-- Start GIVEN RECORDS --

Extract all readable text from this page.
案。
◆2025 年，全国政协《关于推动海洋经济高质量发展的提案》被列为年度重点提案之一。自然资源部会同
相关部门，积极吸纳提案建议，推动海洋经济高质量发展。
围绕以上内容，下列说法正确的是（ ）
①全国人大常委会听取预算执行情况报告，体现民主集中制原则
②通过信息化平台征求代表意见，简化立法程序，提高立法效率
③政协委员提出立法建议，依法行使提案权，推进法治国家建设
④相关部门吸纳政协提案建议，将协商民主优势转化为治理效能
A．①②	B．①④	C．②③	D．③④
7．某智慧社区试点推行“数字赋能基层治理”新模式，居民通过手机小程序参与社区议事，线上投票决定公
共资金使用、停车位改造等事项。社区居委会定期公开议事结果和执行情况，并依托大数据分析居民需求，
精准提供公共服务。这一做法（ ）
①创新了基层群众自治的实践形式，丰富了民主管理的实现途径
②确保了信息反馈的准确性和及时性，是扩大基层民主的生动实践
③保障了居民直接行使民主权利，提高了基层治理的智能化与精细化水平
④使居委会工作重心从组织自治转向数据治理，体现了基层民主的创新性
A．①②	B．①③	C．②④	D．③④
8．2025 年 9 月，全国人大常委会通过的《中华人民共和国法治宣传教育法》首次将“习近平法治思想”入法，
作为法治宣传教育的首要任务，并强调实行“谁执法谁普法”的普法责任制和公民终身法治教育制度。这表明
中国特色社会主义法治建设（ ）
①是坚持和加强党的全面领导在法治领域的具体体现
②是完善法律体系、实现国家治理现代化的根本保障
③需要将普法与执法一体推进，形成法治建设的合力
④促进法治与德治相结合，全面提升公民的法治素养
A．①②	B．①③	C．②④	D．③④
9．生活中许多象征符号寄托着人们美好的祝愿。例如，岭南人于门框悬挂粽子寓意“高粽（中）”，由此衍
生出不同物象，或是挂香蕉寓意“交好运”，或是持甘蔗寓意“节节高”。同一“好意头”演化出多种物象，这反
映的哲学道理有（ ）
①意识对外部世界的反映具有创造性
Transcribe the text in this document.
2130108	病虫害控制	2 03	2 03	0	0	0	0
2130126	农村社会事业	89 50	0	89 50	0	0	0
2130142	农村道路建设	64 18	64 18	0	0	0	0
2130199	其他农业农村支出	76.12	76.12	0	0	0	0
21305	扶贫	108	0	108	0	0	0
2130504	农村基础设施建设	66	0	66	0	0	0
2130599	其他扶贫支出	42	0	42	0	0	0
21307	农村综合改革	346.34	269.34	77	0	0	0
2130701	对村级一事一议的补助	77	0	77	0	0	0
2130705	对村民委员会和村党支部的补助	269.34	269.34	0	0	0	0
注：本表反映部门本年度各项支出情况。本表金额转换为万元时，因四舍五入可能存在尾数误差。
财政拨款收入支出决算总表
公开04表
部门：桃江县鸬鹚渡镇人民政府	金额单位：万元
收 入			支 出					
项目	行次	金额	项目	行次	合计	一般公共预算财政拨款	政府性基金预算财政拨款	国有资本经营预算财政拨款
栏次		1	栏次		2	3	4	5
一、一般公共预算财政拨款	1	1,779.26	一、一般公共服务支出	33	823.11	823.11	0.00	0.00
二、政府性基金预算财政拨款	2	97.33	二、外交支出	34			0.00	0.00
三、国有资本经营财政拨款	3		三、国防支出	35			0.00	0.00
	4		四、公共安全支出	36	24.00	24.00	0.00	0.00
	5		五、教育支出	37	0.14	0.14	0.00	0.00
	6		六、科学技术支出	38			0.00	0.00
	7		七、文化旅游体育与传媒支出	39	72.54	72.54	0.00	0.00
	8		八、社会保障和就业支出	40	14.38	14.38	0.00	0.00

-- End GIVEN RECORDS --

*WHAT THE EXERCISE ASKS*.
Only the lines from the one that contains "Transcribe the text in this document." to the end of the data should be output, exactly as they appear.

*TASK SOLUTION*.
Transcribe the text in this document.
2130108	病虫害控制	2 03	2 03	0	0	0	0
2130126	农村社会事业	89 50	0	89 50	0	0	0
2130142	农村道路建设	64 18	64 18	0	0	0	0
2130199	其他农业农村支出	76.12	76.12	0	0	0	0
21305	扶贫	108	0	108	0	0	0
2130504	农村基础设施建设	66	0	66	0	0	0
2130599	其他扶贫支出	42	0	42	0	0	0
21307	农村综合改革	346.34	269.34	77	0	0	0
2130701	对村级一事一议的补助	77	0	77	0	0	0
2130705	对村民委员会和村党支部的补助	269.34	269.34	0	0	0	0
注：本表反映部门本年度各项支出情况。本表金额转换为万元时，因四舍五入可能存在尾数误差。
财政拨款收入支出决算总表
公开04表
部门：桃江县鸬鹚渡镇人民政府	金额单位：万元
收 入			支 出					
项目	行次	金额	项目	行次	合计	一般公共预算财政拨款	政府性基金预算财政拨款	国有资本经营预算财政拨款
栏次		1	栏次		2	3	4	5
一、一般公共预算财政拨款	1	1,779.26	一、一般公共服务支出	33	823.11	823.11	0.00	0.00
二、政府性基金预算财政拨款	2	97.33	二、外交支出	34			0.00	0.00
三、国有资本经营财政拨款	3		三、国防支出	35			0.00	0.00
	4		四、公共安全支出	36	24.00	24.00	0.00	0.00
	5		五、教育支出	37	0.14	0.14	0.00	0.00
	6		六、科学技术支出	38			0.00	0.00
	7		七、文化旅游体育与传媒支出	39	72.54	72.54	0.00	0.00
	8		八、社会保障和就业支出	40	14.38	14.38	0.00	0.00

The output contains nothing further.